## Data:
● ● ●

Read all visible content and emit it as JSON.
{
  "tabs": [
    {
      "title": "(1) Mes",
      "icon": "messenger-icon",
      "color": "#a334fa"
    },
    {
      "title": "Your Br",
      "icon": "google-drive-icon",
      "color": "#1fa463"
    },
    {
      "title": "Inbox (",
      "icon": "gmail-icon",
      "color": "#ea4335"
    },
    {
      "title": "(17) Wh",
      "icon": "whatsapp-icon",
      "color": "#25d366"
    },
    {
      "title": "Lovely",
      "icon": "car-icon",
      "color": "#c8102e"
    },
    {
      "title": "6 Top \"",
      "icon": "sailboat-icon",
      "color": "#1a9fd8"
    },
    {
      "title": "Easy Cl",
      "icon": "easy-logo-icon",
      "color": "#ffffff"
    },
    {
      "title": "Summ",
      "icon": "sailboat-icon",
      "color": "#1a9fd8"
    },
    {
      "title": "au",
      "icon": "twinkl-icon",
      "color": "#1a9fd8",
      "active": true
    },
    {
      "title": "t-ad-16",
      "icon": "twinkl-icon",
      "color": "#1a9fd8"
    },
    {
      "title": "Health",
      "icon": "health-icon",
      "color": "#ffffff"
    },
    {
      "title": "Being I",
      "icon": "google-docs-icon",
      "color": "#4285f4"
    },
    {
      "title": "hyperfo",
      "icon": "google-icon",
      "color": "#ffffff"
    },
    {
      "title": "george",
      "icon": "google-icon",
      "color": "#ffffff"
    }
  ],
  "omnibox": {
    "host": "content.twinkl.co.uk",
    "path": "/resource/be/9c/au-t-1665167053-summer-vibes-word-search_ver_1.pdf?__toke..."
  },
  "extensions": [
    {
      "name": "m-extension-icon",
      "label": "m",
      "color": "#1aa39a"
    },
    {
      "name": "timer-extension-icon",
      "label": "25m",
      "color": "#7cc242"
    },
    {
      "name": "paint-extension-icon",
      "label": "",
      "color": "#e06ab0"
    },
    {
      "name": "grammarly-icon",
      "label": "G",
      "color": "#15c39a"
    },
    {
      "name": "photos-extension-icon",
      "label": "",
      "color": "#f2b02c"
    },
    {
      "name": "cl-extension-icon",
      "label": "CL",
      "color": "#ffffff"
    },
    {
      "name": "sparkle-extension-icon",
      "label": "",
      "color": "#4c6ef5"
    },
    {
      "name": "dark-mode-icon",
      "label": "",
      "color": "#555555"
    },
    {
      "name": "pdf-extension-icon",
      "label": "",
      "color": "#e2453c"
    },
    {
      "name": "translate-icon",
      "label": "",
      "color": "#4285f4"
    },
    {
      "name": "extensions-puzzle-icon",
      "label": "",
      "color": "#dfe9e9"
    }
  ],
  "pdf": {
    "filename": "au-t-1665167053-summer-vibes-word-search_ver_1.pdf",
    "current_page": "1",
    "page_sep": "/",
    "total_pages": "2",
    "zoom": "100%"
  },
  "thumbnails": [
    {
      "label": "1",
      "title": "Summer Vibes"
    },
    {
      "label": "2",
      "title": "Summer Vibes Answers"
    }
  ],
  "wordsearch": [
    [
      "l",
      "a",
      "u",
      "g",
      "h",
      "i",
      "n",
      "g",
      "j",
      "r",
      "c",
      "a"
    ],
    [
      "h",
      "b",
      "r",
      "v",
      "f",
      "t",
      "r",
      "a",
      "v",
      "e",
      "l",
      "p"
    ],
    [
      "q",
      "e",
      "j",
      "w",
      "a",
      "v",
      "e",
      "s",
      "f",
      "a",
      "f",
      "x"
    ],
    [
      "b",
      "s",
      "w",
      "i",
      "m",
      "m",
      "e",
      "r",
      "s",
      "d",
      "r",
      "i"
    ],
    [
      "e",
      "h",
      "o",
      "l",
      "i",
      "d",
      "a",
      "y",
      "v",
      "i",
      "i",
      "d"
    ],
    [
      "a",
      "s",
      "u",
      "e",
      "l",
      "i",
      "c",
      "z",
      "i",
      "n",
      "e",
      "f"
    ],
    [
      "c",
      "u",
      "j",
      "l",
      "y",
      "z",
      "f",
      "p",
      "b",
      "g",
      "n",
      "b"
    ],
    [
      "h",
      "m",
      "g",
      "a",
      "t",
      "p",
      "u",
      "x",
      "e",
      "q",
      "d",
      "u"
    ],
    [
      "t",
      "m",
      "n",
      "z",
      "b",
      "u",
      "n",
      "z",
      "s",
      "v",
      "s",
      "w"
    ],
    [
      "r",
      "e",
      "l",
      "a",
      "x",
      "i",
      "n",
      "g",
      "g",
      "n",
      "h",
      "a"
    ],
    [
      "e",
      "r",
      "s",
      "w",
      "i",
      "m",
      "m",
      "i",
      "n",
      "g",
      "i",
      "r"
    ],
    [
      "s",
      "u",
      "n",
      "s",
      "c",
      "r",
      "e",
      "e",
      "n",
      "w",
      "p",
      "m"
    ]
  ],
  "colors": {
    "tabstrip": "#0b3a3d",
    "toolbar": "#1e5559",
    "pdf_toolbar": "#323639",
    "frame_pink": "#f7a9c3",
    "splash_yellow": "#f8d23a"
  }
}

● ● ●

## Exercise prompt:
Please output the entire listing exactly as it stands.

## Output for this task:
Read all visible content and emit it as JSON.
{
  "tabs": [
    {
      "title": "(1) Mes",
      "icon": "messenger-icon",
      "color": "#a334fa"
    },
    {
      "title": "Your Br",
      "icon": "google-drive-icon",
      "color": "#1fa463"
    },
    {
      "title": "Inbox (",
      "icon": "gmail-icon",
      "color": "#ea4335"
    },
    {
      "title": "(17) Wh",
      "icon": "whatsapp-icon",
      "color": "#25d366"
    },
    {
      "title": "Lovely",
      "icon": "car-icon",
      "color": "#c8102e"
    },
    {
      "title": "6 Top \"",
      "icon": "sailboat-icon",
      "color": "#1a9fd8"
    },
    {
      "title": "Easy Cl",
      "icon": "easy-logo-icon",
      "color": "#ffffff"
    },
    {
      "title": "Summ",
      "icon": "sailboat-icon",
      "color": "#1a9fd8"
    },
    {
      "title": "au",
      "icon": "twinkl-icon",
      "color": "#1a9fd8",
      "active": true
    },
    {
      "title": "t-ad-16",
      "icon": "twinkl-icon",
      "color": "#1a9fd8"
    },
    {
      "title": "Health",
      "icon": "health-icon",
      "color": "#ffffff"
    },
    {
      "title": "Being I",
      "icon": "google-docs-icon",
      "color": "#4285f4"
    },
    {
      "title": "hyperfo",
      "icon": "google-icon",
      "color": "#ffffff"
    },
    {
      "title": "george",
      "icon": "google-icon",
      "color": "#ffffff"
    }
  ],
  "omnibox": {
    "host": "content.twinkl.co.uk",
    "path": "/resource/be/9c/au-t-1665167053-summer-vibes-word-search_ver_1.pdf?__toke..."
  },
  "extensions": [
    {
      "name": "m-extension-icon",
      "label": "m",
      "color": "#1aa39a"
    },
    {
      "name": "timer-extension-icon",
      "label": "25m",
      "color": "#7cc242"
    },
    {
      "name": "paint-extension-icon",
      "label": "",
      "color": "#e06ab0"
    },
    {
      "name": "grammarly-icon",
      "label": "G",
      "color": "#15c39a"
    },
    {
      "name": "photos-extension-icon",
      "label": "",
      "color": "#f2b02c"
    },
    {
      "name": "cl-extension-icon",
      "label": "CL",
      "color": "#ffffff"
    },
    {
      "name": "sparkle-extension-icon",
      "label": "",
      "color": "#4c6ef5"
    },
    {
      "name": "dark-mode-icon",
      "label": "",
      "color": "#555555"
    },
    {
      "name": "pdf-extension-icon",
      "label": "",
      "color": "#e2453c"
    },
    {
      "name": "translate-icon",
      "label": "",
      "color": "#4285f4"
    },
    {
      "name": "extensions-puzzle-icon",
      "label": "",
      "color": "#dfe9e9"
    }
  ],
  "pdf": {
    "filename": "au-t-1665167053-summer-vibes-word-search_ver_1.pdf",
    "current_page": "1",
    "page_sep": "/",
    "total_pages": "2",
    "zoom": "100%"
  },
  "thumbnails": [
    {
      "label": "1",
      "title": "Summer Vibes"
    },
    {
      "label": "2",
      "title": "Summer Vibes Answers"
    }
  ],
  "wordsearch": [
    [
      "l",
      "a",
      "u",
      "g",
      "h",
      "i",
      "n",
      "g",
      "j",
      "r",
      "c",
      "a"
    ],
    [
      "h",
      "b",
      "r",
      "v",
      "f",
      "t",
      "r",
      "a",
      "v",
      "e",
      "l",
      "p"
    ],
    [
      "q",
      "e",
      "j",
      "w",
      "a",
      "v",
      "e",
      "s",
      "f",
      "a",
      "f",
      "x"
    ],
    [
      "b",
      "s",
      "w",
      "i",
      "m",
      "m",
      "e",
      "r",
      "s",
      "d",
      "r",
      "i"
    ],
    [
      "e",
      "h",
      "o",
      "l",
      "i",
      "d",
      "a",
      "y",
      "v",
      "i",
      "i",
      "d"
    ],
    [
      "a",
      "s",
      "u",
      "e",
      "l",
      "i",
      "c",
      "z",
      "i",
      "n",
      "e",
      "f"
    ],
    [
      "c",
      "u",
      "j",
      "l",
      "y",
      "z",
      "f",
      "p",
      "b",
      "g",
      "n",
      "b"
    ],
    [
      "h",
      "m",
      "g",
      "a",
      "t",
      "p",
      "u",
      "x",
      "e",
      "q",
      "d",
      "u"
    ],
    [
      "t",
      "m",
      "n",
      "z",
      "b",
      "u",
      "n",
      "z",
      "s",
      "v",
      "s",
      "w"
    ],
    [
      "r",
      "e",
      "l",
      "a",
      "x",
      "i",
      "n",
      "g",
      "g",
      "n",
      "h",
      "a"
    ],
    [
      "e",
      "r",
      "s",
      "w",
      "i",
      "m",
      "m",
      "i",
      "n",
      "g",
      "i",
      "r"
    ],
    [
      "s",
      "u",
      "n",
      "s",
      "c",
      "r",
      "e",
      "e",
      "n",
      "w",
      "p",
      "m"
    ]
  ],
  "colors": {
    "tabstrip": "#0b3a3d",
    "toolbar": "#1e5559",
    "pdf_toolbar": "#323639",
    "frame_pink": "#f7a9c3",
    "splash_yellow": "#f8d23a"
  }
}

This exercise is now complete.